(REQUEST)
Repeat everything from the start of the items down to and including the line containing "x-tick-label: 26/10: [795, 775, 857, 837]", changing nothing.

★ ★ ★ ★ ★ ★ ★

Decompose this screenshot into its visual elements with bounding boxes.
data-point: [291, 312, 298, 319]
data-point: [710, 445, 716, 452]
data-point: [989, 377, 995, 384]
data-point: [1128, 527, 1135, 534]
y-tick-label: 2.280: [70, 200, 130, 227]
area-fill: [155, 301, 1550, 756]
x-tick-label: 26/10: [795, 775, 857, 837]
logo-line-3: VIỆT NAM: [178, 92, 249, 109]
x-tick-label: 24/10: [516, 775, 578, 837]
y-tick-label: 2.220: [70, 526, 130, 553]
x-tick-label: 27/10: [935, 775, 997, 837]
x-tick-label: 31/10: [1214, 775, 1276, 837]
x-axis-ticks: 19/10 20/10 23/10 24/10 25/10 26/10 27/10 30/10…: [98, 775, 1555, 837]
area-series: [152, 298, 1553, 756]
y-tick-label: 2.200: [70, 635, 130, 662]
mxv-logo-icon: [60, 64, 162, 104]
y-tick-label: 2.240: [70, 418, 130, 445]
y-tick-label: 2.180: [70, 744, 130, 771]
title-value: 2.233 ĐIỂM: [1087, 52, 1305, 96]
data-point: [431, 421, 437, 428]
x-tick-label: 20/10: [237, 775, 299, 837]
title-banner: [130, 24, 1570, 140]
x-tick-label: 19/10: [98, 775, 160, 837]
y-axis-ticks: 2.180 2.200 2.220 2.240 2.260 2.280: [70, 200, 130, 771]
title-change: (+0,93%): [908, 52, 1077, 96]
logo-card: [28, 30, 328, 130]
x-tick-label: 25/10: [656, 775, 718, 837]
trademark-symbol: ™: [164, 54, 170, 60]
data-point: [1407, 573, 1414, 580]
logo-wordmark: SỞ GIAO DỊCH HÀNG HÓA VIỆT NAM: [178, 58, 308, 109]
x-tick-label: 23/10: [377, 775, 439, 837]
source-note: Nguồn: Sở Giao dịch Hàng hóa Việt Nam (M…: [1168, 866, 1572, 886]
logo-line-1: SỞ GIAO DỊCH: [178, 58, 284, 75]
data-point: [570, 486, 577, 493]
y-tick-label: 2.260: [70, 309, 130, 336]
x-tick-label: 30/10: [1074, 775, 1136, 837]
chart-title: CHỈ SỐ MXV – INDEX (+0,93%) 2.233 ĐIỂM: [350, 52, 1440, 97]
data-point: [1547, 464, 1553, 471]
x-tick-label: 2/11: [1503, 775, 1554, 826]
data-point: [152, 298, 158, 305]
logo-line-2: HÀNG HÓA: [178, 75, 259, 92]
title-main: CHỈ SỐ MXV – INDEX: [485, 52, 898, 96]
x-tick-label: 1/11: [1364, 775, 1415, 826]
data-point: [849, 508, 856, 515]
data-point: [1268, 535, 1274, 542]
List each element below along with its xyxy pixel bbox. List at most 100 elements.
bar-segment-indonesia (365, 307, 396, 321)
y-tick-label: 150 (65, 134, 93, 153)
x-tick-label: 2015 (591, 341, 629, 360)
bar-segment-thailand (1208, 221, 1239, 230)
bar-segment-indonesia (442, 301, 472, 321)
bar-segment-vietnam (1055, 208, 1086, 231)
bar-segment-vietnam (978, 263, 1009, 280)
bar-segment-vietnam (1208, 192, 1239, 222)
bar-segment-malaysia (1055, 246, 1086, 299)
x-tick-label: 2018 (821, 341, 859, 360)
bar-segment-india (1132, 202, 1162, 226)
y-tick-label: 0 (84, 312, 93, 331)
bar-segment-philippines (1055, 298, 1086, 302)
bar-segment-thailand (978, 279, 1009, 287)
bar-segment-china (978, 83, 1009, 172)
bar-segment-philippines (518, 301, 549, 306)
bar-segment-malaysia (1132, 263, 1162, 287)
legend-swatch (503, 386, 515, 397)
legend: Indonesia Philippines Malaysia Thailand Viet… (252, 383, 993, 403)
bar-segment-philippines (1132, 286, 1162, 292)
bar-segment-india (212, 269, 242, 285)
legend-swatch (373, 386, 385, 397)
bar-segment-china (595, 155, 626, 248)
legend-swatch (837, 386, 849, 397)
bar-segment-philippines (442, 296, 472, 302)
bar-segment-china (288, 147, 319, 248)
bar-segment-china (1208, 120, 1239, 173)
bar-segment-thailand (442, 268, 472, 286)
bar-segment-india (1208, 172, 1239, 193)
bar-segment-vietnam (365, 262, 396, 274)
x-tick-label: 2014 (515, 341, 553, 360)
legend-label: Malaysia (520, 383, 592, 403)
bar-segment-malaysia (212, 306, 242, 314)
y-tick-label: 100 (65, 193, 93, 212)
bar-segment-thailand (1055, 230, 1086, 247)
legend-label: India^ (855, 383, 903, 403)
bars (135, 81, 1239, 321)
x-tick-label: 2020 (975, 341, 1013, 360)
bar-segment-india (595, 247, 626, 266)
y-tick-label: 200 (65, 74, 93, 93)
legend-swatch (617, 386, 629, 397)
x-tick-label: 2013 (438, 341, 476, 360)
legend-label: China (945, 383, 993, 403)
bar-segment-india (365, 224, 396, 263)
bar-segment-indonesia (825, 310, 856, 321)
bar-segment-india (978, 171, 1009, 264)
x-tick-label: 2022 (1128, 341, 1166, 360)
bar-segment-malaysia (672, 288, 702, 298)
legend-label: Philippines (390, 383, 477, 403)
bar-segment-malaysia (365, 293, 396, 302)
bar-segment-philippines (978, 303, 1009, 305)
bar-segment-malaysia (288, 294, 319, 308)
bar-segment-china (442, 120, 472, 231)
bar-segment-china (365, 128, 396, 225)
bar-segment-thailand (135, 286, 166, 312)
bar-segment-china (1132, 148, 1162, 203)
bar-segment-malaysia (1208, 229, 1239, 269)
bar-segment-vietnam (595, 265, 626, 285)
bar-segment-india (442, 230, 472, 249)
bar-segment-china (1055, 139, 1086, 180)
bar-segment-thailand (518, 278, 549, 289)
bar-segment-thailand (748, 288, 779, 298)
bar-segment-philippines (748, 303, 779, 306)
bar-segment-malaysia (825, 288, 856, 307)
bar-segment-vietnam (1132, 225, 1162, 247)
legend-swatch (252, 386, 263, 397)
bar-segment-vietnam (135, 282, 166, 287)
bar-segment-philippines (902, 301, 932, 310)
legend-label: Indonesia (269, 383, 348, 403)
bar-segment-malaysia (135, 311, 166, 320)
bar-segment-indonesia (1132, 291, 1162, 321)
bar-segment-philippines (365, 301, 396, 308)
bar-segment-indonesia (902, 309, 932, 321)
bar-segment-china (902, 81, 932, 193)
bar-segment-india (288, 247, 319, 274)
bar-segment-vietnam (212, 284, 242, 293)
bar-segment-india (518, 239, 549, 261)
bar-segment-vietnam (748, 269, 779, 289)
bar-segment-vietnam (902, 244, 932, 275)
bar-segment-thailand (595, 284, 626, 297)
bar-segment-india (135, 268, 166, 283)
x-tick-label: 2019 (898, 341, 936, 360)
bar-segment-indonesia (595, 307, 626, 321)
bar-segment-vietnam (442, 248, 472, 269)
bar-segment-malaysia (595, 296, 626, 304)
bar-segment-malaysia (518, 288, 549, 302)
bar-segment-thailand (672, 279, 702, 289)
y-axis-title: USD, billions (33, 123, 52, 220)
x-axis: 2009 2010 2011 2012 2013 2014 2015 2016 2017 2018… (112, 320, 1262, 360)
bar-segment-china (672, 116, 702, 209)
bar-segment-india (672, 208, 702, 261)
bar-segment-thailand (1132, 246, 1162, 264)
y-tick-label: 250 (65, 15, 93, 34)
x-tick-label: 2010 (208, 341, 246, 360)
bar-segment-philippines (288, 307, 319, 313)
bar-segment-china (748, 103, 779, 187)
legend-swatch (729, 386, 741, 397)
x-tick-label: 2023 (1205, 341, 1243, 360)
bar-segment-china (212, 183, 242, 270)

★ ★ ★ ★ ★ ★ ★

(EXERCISE ANSWER)
Decompose this screenshot into its visual elements with bounding boxes.
data-point: [291, 312, 298, 319]
data-point: [710, 445, 716, 452]
data-point: [989, 377, 995, 384]
data-point: [1128, 527, 1135, 534]
y-tick-label: 2.280: [70, 200, 130, 227]
area-fill: [155, 301, 1550, 756]
x-tick-label: 26/10: [795, 775, 857, 837]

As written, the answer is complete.